> **SHORT EXERCISE**: Each line in the entries below that holds the string "гроші" is to be listed.

> **DATA TO USE**:
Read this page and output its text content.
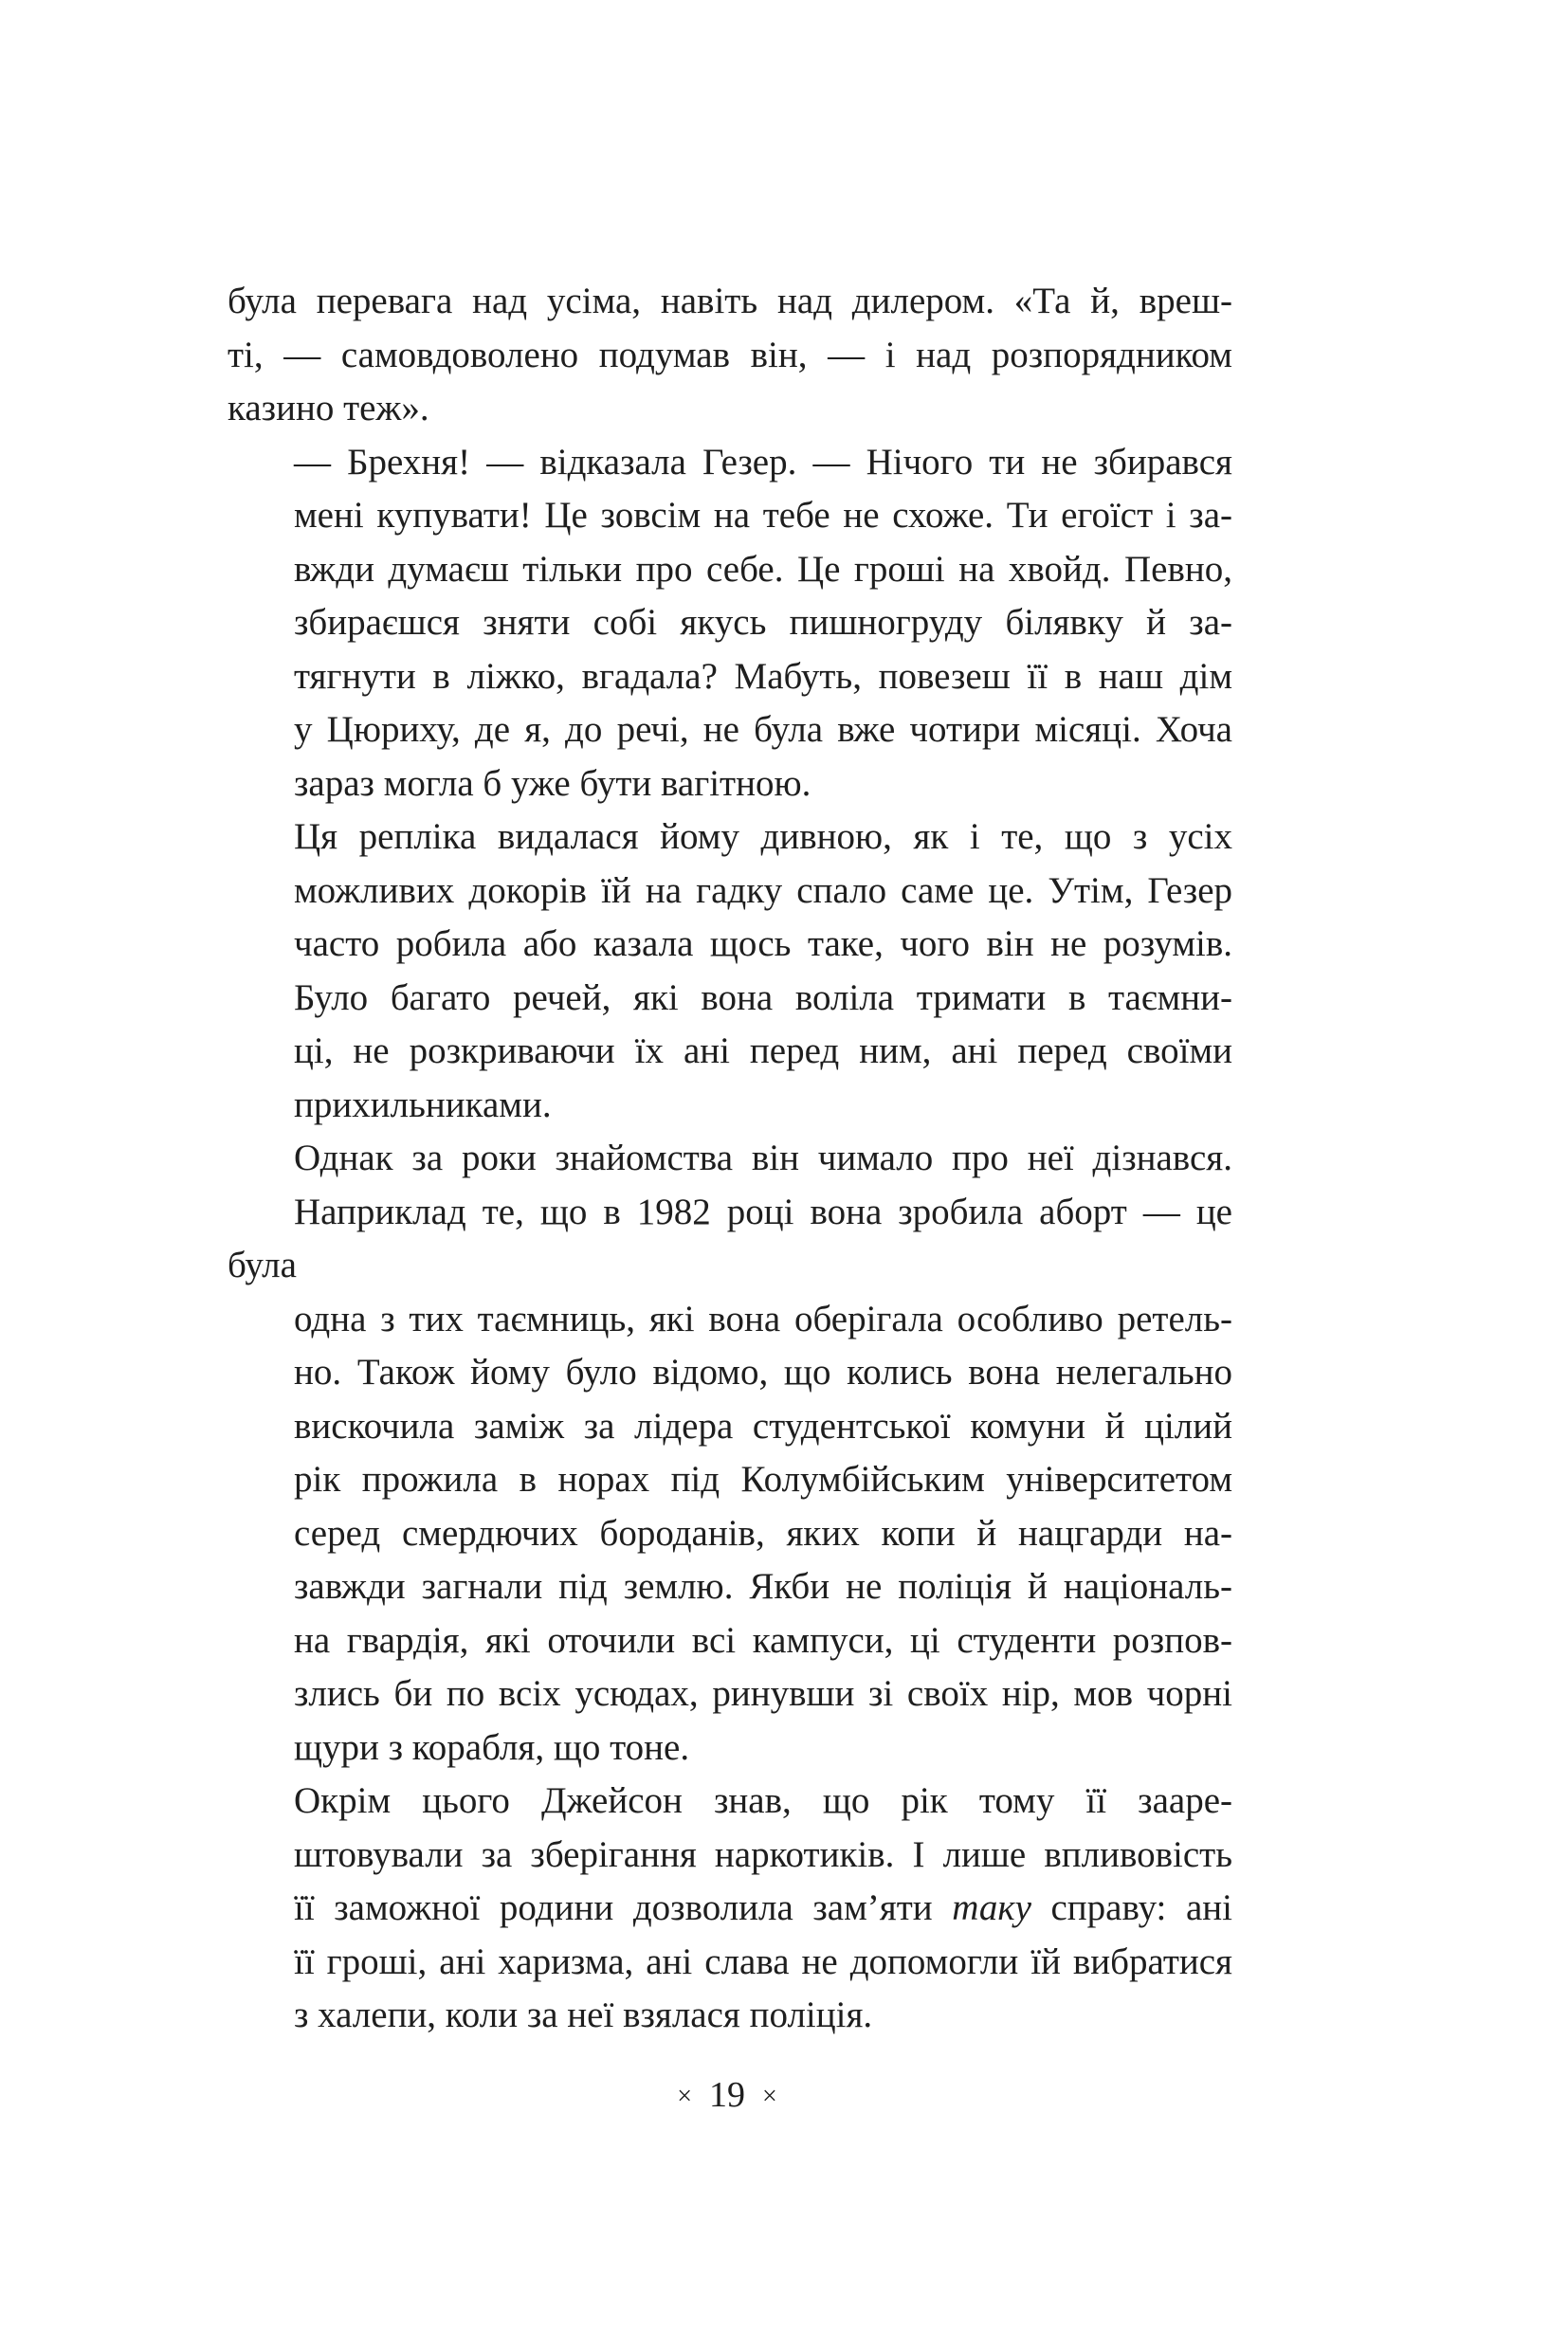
була перевага над усіма, навіть над дилером. «Та й, вреш-
ті, — самовдоволено подумав він, — і над розпорядником
казино теж».

— Брехня! — відказала Гезер. — Нічого ти не збирався
мені купувати! Це зовсім на тебе не схоже. Ти егоїст і за-
вжди думаєш тільки про себе. Це гроші на хвойд. Певно,
збираєшся зняти собі якусь пишногруду білявку й за-
тягнути в ліжко, вгадала? Мабуть, повезеш її в наш дім
у Цюриху, де я, до речі, не була вже чотири місяці. Хоча
зараз могла б уже бути вагітною.

Ця репліка видалася йому дивною, як і те, що з усіх
можливих докорів їй на гадку спало саме це. Утім, Гезер
часто робила або казала щось таке, чого він не розумів.
Було багато речей, які вона воліла тримати в таємни-
ці, не розкриваючи їх ані перед ним, ані перед своїми
прихильниками.

Однак за роки знайомства він чимало про неї дізнався.
Наприклад те, що в 1982 році вона зробила аборт — це була
одна з тих таємниць, які вона оберігала особливо ретель-
но. Також йому було відомо, що колись вона нелегально
вискочила заміж за лідера студентської комуни й цілий
рік прожила в норах під Колумбійським університетом
серед смердючих бороданів, яких копи й нацгарди на-
завжди загнали під землю. Якби не поліція й національ-
на гвардія, які оточили всі кампуси, ці студенти розпов-
злись би по всіх усюдах, ринувши зі своїх нір, мов чорні
щури з корабля, що тоне.

Окрім цього Джейсон знав, що рік тому її зааре-
штовували за зберігання наркотиків. І лише впливовість
її заможної родини дозволила зам’яти таку справу: ані
її гроші, ані харизма, ані слава не допомогли їй вибратися
з халепи, коли за неї взялася поліція.

× 19 ×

> **RESULT**:
вжди думаєш тільки про себе. Це гроші на хвойд. Певно,
її гроші, ані харизма, ані слава не допомогли їй вибратися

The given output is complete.